▶ [Problem]: Every line below should be copied exactly; drop the pictures.

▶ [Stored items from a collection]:
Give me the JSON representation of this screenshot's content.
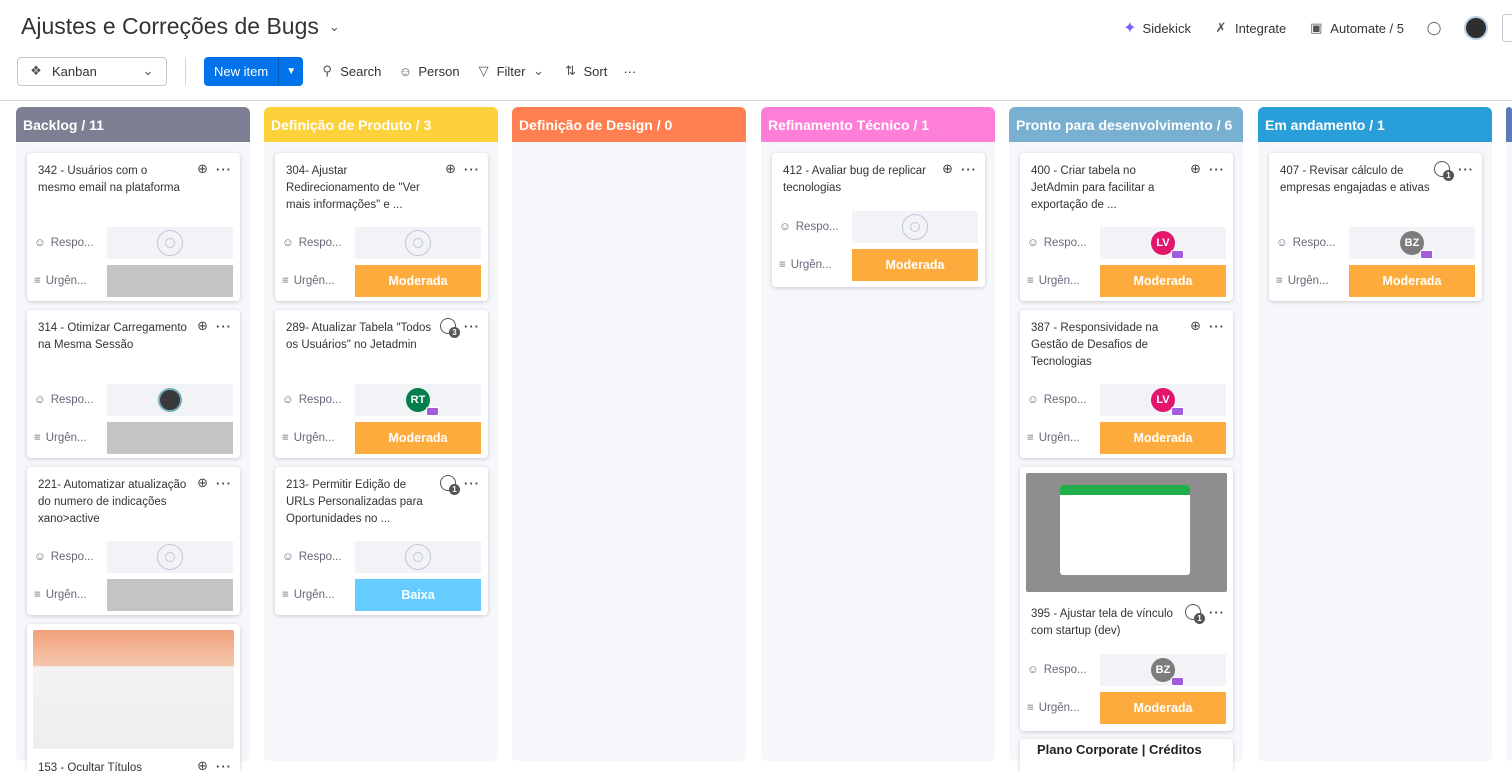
{
  "header": {
    "title": "Ajustes e Correções de Bugs",
    "sidekick": "Sidekick",
    "integrate": "Integrate",
    "automate": "Automate / 5"
  },
  "toolbar": {
    "view": "Kanban",
    "new_item": "New item",
    "search": "Search",
    "person": "Person",
    "filter": "Filter",
    "sort": "Sort",
    "more": "···"
  },
  "labels": {
    "person": "Respo...",
    "urgency": "Urgên..."
  },
  "colors": {
    "backlog": "#7d8092",
    "produto": "#fdd13a",
    "design": "#ff7f50",
    "refinamento": "#ff7ed8",
    "pronto": "#79afd0",
    "andamento": "#289fd8",
    "moderada": "#fdab3d",
    "baixa": "#579bfc",
    "empty_status": "#c4c4c4",
    "lv": "#e4166c",
    "rt": "#037f4c",
    "bz": "#7c7c7c"
  },
  "columns": [
    {
      "name": "Backlog / 11"
    },
    {
      "name": "Definição de Produto / 3"
    },
    {
      "name": "Definição de Design / 0"
    },
    {
      "name": "Refinamento Técnico / 1"
    },
    {
      "name": "Pronto para desenvolvimento / 6"
    },
    {
      "name": "Em andamento / 1"
    }
  ],
  "cards": {
    "c342": {
      "title": "342 - Usuários com o mesmo email na plataforma"
    },
    "c314": {
      "title": "314 - Otimizar Carregamento na Mesma Sessão"
    },
    "c221": {
      "title": "221- Automatizar atualização do numero de indicações xano>active"
    },
    "c153": {
      "title": "153 - Ocultar Títulos"
    },
    "c304": {
      "title": "304- Ajustar Redirecionamento de \"Ver mais informações\" e ..."
    },
    "c289": {
      "title": "289- Atualizar Tabela \"Todos os Usuários\" no Jetadmin",
      "comments": "3",
      "person": "RT",
      "urgency": "Moderada"
    },
    "c213": {
      "title": "213- Permitir Edição de URLs Personalizadas para Oportunidades no ...",
      "comments": "1",
      "urgency": "Baixa"
    },
    "c412": {
      "title": "412 - Avaliar bug de replicar tecnologias",
      "urgency": "Moderada"
    },
    "c400": {
      "title": "400 - Criar tabela no JetAdmin para facilitar a exportação de ...",
      "person": "LV",
      "urgency": "Moderada"
    },
    "c387": {
      "title": "387 - Responsividade na Gestão de Desafios de Tecnologias",
      "person": "LV",
      "urgency": "Moderada"
    },
    "c395": {
      "title": "395 - Ajustar tela de vínculo com startup (dev)",
      "comments": "1",
      "person": "BZ",
      "urgency": "Moderada"
    },
    "c_plano": {
      "title": "Plano Corporate | Créditos"
    },
    "c407": {
      "title": "407 - Revisar cálculo de empresas engajadas e ativas",
      "comments": "1",
      "person": "BZ",
      "urgency": "Moderada"
    },
    "c304_urgency": "Moderada"
  },
  "icons": [
    "sparkle-icon",
    "plug-icon",
    "robot-icon",
    "chat-icon",
    "pin-icon",
    "search-icon",
    "person-icon",
    "filter-icon",
    "sort-icon",
    "add-update-icon",
    "comment-icon",
    "more-icon"
  ]
}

▶ [Answer to the exercise]:
Give me the JSON representation of this screenshot's content.
{
  "header": {
    "title": "Ajustes e Correções de Bugs",
    "sidekick": "Sidekick",
    "integrate": "Integrate",
    "automate": "Automate / 5"
  },
  "toolbar": {
    "view": "Kanban",
    "new_item": "New item",
    "search": "Search",
    "person": "Person",
    "filter": "Filter",
    "sort": "Sort",
    "more": "···"
  },
  "labels": {
    "person": "Respo...",
    "urgency": "Urgên..."
  },
  "colors": {
    "backlog": "#7d8092",
    "produto": "#fdd13a",
    "design": "#ff7f50",
    "refinamento": "#ff7ed8",
    "pronto": "#79afd0",
    "andamento": "#289fd8",
    "moderada": "#fdab3d",
    "baixa": "#579bfc",
    "empty_status": "#c4c4c4",
    "lv": "#e4166c",
    "rt": "#037f4c",
    "bz": "#7c7c7c"
  },
  "columns": [
    {
      "name": "Backlog / 11"
    },
    {
      "name": "Definição de Produto / 3"
    },
    {
      "name": "Definição de Design / 0"
    },
    {
      "name": "Refinamento Técnico / 1"
    },
    {
      "name": "Pronto para desenvolvimento / 6"
    },
    {
      "name": "Em andamento / 1"
    }
  ],
  "cards": {
    "c342": {
      "title": "342 - Usuários com o mesmo email na plataforma"
    },
    "c314": {
      "title": "314 - Otimizar Carregamento na Mesma Sessão"
    },
    "c221": {
      "title": "221- Automatizar atualização do numero de indicações xano>active"
    },
    "c153": {
      "title": "153 - Ocultar Títulos"
    },
    "c304": {
      "title": "304- Ajustar Redirecionamento de \"Ver mais informações\" e ..."
    },
    "c289": {
      "title": "289- Atualizar Tabela \"Todos os Usuários\" no Jetadmin",
      "comments": "3",
      "person": "RT",
      "urgency": "Moderada"
    },
    "c213": {
      "title": "213- Permitir Edição de URLs Personalizadas para Oportunidades no ...",
      "comments": "1",
      "urgency": "Baixa"
    },
    "c412": {
      "title": "412 - Avaliar bug de replicar tecnologias",
      "urgency": "Moderada"
    },
    "c400": {
      "title": "400 - Criar tabela no JetAdmin para facilitar a exportação de ...",
      "person": "LV",
      "urgency": "Moderada"
    },
    "c387": {
      "title": "387 - Responsividade na Gestão de Desafios de Tecnologias",
      "person": "LV",
      "urgency": "Moderada"
    },
    "c395": {
      "title": "395 - Ajustar tela de vínculo com startup (dev)",
      "comments": "1",
      "person": "BZ",
      "urgency": "Moderada"
    },
    "c_plano": {
      "title": "Plano Corporate | Créditos"
    },
    "c407": {
      "title": "407 - Revisar cálculo de empresas engajadas e ativas",
      "comments": "1",
      "person": "BZ",
      "urgency": "Moderada"
    },
    "c304_urgency": "Moderada"
  },
  "icons": [
    "sparkle-icon",
    "plug-icon",
    "robot-icon",
    "chat-icon",
    "pin-icon",
    "search-icon",
    "person-icon",
    "filter-icon",
    "sort-icon",
    "add-update-icon",
    "comment-icon",
    "more-icon"
  ]
}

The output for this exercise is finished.